**Passage given**:

START

The name of the column that includes the relative biomass density to use. E.g. "density_kgpm2" for trawl surveys or "density_ppkm2" for the long line surveys.

chains

The number of MCMC chains. Only applies to the glmmfields model.

iter

The number of MCMC chains. Only applies to the glmmfields model.

max_knots

The maximum number of knots to use in the predictive process approximation in the glmmfields model. If this number is larger than the number of data points then the number of knots is set to the number of data points minus 2. Only applies to the glmmfields model.

adapt_delta

Value to pass to rstan::sampling(). Values closer to 1 make smaller steps in the Hamiltonian MCMC at the expense of speed. Only applies to the glmmfields model.

thin

Value to pass to rstan::sampling() to thin the MCMC samples. Only applies to the glmmfields model.

mcmc_posterior_samples

Number of final MCMC samples to return. Applies to both glmmfields and INLA.

required_obs_percent

A required fraction of positive sets before a model is fit.

utm_zone

The UTM zone to perform the modeling in. Defaults to zone 9.

model

The backend software to fit the model. Options are "inla" or "glmmfields" (currently disabled until on CRAN). INLA implements in approximation of the posterior via the integrated nested Laplace approximation, but the results are usually quite good and are likely drive considerably faster than glmmfields, especially for larger data sets or for many knots.

include_depth

Logical: should depth be included as a predictor? If FALSE then the model will only have a spatial random field as the predictor. Currently only applies to the INLA model.

survey_boundary

If not NULL, a data frame with the survey boundary defined in columns X and Y in longitude and latitude coordinates. If NULL, the functions will search for a matching element in the included the data object gfplot::survey_boundaries based on the survey argument (after removing "SYN" from the name).

premade_grid

If not NULL, a list object with an element grid that contains a data frame with columns X, Y, and depth, and another element cell_area the content a single numeric value describing the grid size in kilometers. The package includes a survey grid for the HBLL surveys in gfplot::hbll_grid.

tmb_knots

The number of knots to pass to sdmTMB::sdmTMB().

inla_knots_pos

The number of knots for the positive component model if fit with INLA.

inla_knots_bin

The number of knots for the binary component model if fit with INLA.

gamma_scaling

A value to multiply the positive densities by internally before fitting the Gamma GLMM. The predictions are then divided by this value internally to render a prediction on the original scale. The reason for this is that values to are too small can create computational problems for INLA.

cell_width

The cell width if a prediction grid is made on the fly.

...

Any other arguments to pass on to the modelling function.

Examples

set.seed(123) # pop_surv <- get_survey_sets("pacific ocean perch") # or use built-in data: fit <- fit_survey_sets(pop_surv, years = 2015, survey = "SYN QCS")
#> Preloading interpolated depth for prediction grid...
#> Predicting density onto grid...
#> INLA max_edge = c(20, 100)
#> INLA max_edge = c(20, 100)
names(fit)
#> [1] "predictions" "data" "models" "survey" "years"
plot_survey_sets(fit$predictions, fit$data, fill_column = "combined")

END

**Dataset rows**:

START

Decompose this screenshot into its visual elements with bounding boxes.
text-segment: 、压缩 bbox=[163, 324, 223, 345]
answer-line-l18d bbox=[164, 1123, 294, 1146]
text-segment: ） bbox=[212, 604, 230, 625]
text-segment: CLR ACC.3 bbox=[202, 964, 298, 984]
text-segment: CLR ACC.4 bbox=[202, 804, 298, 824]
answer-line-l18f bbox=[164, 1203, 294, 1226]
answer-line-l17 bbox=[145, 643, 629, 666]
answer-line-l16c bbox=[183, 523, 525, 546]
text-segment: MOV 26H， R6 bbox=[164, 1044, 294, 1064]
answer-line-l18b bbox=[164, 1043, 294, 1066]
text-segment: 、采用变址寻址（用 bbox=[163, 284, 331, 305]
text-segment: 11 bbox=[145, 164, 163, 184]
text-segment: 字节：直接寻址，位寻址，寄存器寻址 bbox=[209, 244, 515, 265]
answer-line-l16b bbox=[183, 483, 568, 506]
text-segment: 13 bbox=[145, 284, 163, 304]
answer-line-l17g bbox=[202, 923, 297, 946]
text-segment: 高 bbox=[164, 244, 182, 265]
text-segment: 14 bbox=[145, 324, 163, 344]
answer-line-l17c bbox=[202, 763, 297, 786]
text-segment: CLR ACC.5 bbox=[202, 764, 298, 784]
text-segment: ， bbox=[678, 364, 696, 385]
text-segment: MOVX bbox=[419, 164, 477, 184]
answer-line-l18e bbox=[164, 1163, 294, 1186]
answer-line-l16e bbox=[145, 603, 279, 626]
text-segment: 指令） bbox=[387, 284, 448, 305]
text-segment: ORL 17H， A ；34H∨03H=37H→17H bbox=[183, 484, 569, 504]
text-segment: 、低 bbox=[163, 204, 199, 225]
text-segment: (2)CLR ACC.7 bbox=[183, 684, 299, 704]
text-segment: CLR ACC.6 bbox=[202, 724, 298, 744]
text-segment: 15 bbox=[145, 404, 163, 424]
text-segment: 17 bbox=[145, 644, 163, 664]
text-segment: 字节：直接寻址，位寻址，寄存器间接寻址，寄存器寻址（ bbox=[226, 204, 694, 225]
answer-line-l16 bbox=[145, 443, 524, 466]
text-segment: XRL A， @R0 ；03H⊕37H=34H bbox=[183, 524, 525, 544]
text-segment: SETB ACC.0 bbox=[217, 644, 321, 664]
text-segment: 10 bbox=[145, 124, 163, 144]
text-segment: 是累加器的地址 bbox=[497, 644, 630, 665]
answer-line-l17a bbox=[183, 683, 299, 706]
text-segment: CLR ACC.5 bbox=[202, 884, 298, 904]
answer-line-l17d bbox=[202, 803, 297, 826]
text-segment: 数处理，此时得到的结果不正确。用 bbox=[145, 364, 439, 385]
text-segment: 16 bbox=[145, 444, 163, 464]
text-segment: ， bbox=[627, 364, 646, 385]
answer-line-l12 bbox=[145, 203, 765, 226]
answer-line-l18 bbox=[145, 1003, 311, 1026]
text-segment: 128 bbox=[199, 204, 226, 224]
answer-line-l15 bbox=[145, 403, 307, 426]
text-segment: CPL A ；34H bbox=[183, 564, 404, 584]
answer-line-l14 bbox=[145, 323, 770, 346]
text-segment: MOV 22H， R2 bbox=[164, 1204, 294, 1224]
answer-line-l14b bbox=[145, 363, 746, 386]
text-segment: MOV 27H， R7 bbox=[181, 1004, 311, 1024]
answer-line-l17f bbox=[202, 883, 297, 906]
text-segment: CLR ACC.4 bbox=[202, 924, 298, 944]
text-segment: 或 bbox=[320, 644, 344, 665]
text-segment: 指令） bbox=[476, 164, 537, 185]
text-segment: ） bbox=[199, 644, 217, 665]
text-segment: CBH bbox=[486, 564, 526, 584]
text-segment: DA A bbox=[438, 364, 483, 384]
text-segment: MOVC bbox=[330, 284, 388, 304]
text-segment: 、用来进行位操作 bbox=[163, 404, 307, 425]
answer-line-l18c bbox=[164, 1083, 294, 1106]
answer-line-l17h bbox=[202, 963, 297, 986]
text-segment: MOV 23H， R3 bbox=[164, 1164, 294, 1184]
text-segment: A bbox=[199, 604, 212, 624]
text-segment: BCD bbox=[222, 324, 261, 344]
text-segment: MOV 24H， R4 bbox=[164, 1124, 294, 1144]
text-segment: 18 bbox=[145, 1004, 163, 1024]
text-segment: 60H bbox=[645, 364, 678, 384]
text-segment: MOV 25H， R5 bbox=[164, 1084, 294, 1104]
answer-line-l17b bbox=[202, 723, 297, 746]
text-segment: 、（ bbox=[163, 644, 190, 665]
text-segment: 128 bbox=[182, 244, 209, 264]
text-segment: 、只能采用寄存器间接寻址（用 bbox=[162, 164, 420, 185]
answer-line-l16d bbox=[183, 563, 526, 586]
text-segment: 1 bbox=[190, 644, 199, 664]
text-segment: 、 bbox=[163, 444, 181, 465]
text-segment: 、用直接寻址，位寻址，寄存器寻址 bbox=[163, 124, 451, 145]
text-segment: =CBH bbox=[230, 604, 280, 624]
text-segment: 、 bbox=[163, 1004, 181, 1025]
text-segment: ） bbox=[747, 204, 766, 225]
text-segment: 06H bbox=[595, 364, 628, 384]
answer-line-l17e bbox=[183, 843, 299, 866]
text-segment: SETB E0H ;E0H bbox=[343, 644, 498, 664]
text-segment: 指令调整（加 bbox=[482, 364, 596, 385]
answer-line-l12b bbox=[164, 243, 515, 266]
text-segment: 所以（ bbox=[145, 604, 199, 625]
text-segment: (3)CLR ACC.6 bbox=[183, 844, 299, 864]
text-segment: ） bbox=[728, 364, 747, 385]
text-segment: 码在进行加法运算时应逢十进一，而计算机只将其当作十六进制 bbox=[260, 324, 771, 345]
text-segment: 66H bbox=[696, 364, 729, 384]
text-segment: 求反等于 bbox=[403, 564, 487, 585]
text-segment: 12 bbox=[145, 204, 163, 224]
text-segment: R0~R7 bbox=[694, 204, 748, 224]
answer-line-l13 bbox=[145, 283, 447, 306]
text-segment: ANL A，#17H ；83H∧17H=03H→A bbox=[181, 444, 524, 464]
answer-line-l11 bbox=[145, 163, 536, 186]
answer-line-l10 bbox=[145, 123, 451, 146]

END

**Directions for this task**:
Answer these questions from the function documentation:
1. What zone does utm_zone use by default?
2. Which two options does the model argument accept?
3. When max_knots exceeds the number of data points, what is the number of knots set to?
The records come from a different source than the documentation.

**The reply**:
1. Zone 9.
2. "inla" and "glmmfields".
3. The number of data points minus 2.